State how many lines of the entries hold the string "Energieträger". Reply with the number alone.

** Start of DATASET CONTENT **

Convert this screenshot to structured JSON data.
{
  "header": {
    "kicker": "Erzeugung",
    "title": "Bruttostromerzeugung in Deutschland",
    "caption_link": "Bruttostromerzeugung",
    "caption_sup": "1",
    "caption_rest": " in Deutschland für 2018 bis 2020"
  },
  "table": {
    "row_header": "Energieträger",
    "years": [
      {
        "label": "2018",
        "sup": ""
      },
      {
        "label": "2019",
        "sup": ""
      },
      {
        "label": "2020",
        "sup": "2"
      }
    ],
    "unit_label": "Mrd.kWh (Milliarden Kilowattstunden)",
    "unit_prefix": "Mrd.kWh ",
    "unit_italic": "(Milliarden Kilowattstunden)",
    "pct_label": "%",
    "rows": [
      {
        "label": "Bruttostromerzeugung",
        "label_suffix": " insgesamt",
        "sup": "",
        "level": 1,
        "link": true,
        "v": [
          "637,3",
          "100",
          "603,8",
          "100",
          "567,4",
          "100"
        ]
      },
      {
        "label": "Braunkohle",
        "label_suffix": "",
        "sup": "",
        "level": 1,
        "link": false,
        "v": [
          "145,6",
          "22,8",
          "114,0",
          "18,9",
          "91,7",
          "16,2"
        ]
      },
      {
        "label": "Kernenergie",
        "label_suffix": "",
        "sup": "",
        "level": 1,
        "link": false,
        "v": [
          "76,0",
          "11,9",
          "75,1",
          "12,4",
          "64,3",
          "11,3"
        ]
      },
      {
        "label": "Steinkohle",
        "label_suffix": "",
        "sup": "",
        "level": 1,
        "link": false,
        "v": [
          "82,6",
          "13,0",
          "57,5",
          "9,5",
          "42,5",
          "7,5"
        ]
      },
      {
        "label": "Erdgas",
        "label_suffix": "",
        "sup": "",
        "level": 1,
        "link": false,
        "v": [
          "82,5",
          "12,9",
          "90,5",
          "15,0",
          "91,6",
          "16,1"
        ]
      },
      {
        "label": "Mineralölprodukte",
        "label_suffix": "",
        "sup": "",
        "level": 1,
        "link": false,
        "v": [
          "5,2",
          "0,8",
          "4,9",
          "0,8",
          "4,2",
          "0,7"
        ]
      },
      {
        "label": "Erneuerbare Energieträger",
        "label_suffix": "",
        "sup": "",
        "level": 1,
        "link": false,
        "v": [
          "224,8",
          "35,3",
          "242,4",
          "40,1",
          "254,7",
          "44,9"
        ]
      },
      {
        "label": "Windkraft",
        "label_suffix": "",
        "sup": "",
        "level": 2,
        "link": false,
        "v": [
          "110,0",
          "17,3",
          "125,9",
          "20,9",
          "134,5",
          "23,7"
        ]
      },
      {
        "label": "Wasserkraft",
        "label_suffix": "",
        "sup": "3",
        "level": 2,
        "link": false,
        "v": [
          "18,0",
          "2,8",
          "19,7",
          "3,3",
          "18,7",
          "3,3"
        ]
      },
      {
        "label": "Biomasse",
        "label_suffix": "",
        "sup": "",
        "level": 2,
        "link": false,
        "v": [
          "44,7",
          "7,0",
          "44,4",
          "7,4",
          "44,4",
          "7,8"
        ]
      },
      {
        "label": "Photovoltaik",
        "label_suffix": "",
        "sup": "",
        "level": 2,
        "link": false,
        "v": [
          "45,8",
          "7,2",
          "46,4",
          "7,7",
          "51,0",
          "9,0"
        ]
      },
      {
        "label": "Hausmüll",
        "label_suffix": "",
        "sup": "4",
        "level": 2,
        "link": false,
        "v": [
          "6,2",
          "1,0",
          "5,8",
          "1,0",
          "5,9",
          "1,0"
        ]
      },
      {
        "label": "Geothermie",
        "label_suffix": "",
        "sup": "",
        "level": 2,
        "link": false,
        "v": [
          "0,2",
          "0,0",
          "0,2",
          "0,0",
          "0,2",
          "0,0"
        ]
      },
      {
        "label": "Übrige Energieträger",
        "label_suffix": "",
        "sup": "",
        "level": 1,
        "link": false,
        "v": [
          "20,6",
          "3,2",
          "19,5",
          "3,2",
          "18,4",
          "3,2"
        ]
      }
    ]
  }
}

** End of DATASET CONTENT **

EXERCISE RESPONSE - 3